## BEGIN Records provided
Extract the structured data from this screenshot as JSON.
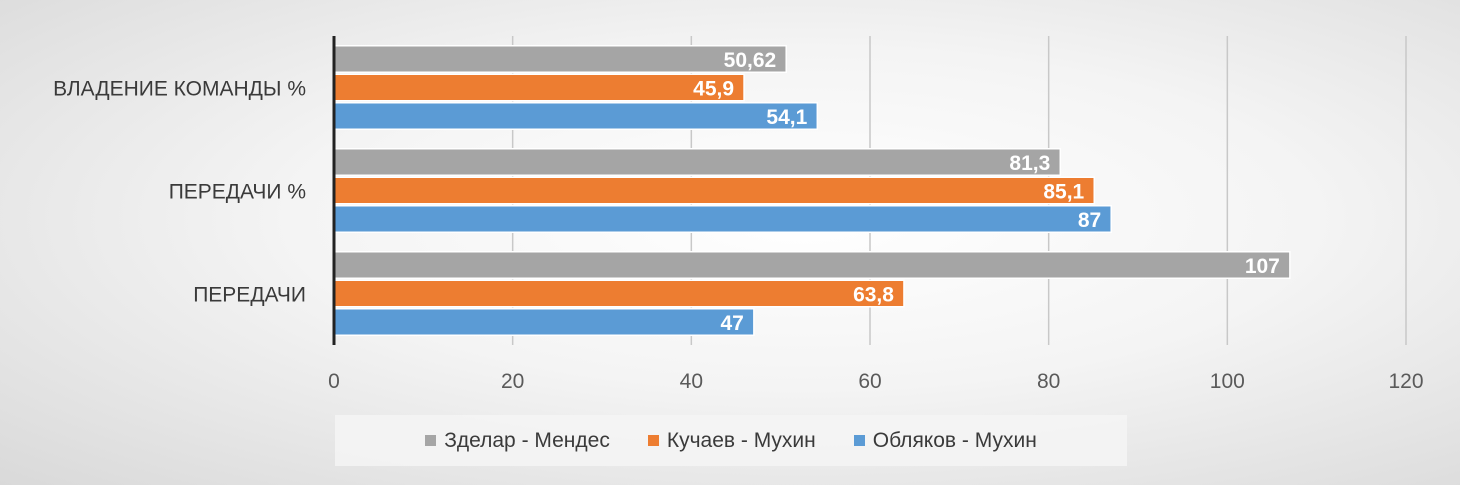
{
  "chart_data": {
    "type": "bar",
    "orientation": "horizontal",
    "categories": [
      "ВЛАДЕНИЕ КОМАНДЫ %",
      "ПЕРЕДАЧИ %",
      "ПЕРЕДАЧИ"
    ],
    "series": [
      {
        "name": "Зделар - Мендес",
        "color": "#a5a5a5",
        "values": [
          50.62,
          81.3,
          107
        ],
        "labels": [
          "50,62",
          "81,3",
          "107"
        ]
      },
      {
        "name": "Кучаев - Мухин",
        "color": "#ed7d31",
        "values": [
          45.9,
          85.1,
          63.8
        ],
        "labels": [
          "45,9",
          "85,1",
          "63,8"
        ]
      },
      {
        "name": "Обляков - Мухин",
        "color": "#5b9bd5",
        "values": [
          54.1,
          87,
          47
        ],
        "labels": [
          "54,1",
          "87",
          "47"
        ]
      }
    ],
    "xlim": [
      0,
      120
    ],
    "xticks": [
      0,
      20,
      40,
      60,
      80,
      100,
      120
    ],
    "xtick_labels": [
      "0",
      "20",
      "40",
      "60",
      "80",
      "100",
      "120"
    ],
    "grid": true,
    "legend_position": "bottom",
    "title": "",
    "xlabel": "",
    "ylabel": ""
  }
}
## END Records provided
Repeat the material above word for word, please, apart from its images.

Extract the structured data from this screenshot as JSON.
{
  "chart_data": {
    "type": "bar",
    "orientation": "horizontal",
    "categories": [
      "ВЛАДЕНИЕ КОМАНДЫ %",
      "ПЕРЕДАЧИ %",
      "ПЕРЕДАЧИ"
    ],
    "series": [
      {
        "name": "Зделар - Мендес",
        "color": "#a5a5a5",
        "values": [
          50.62,
          81.3,
          107
        ],
        "labels": [
          "50,62",
          "81,3",
          "107"
        ]
      },
      {
        "name": "Кучаев - Мухин",
        "color": "#ed7d31",
        "values": [
          45.9,
          85.1,
          63.8
        ],
        "labels": [
          "45,9",
          "85,1",
          "63,8"
        ]
      },
      {
        "name": "Обляков - Мухин",
        "color": "#5b9bd5",
        "values": [
          54.1,
          87,
          47
        ],
        "labels": [
          "54,1",
          "87",
          "47"
        ]
      }
    ],
    "xlim": [
      0,
      120
    ],
    "xticks": [
      0,
      20,
      40,
      60,
      80,
      100,
      120
    ],
    "xtick_labels": [
      "0",
      "20",
      "40",
      "60",
      "80",
      "100",
      "120"
    ],
    "grid": true,
    "legend_position": "bottom",
    "title": "",
    "xlabel": "",
    "ylabel": ""
  }
}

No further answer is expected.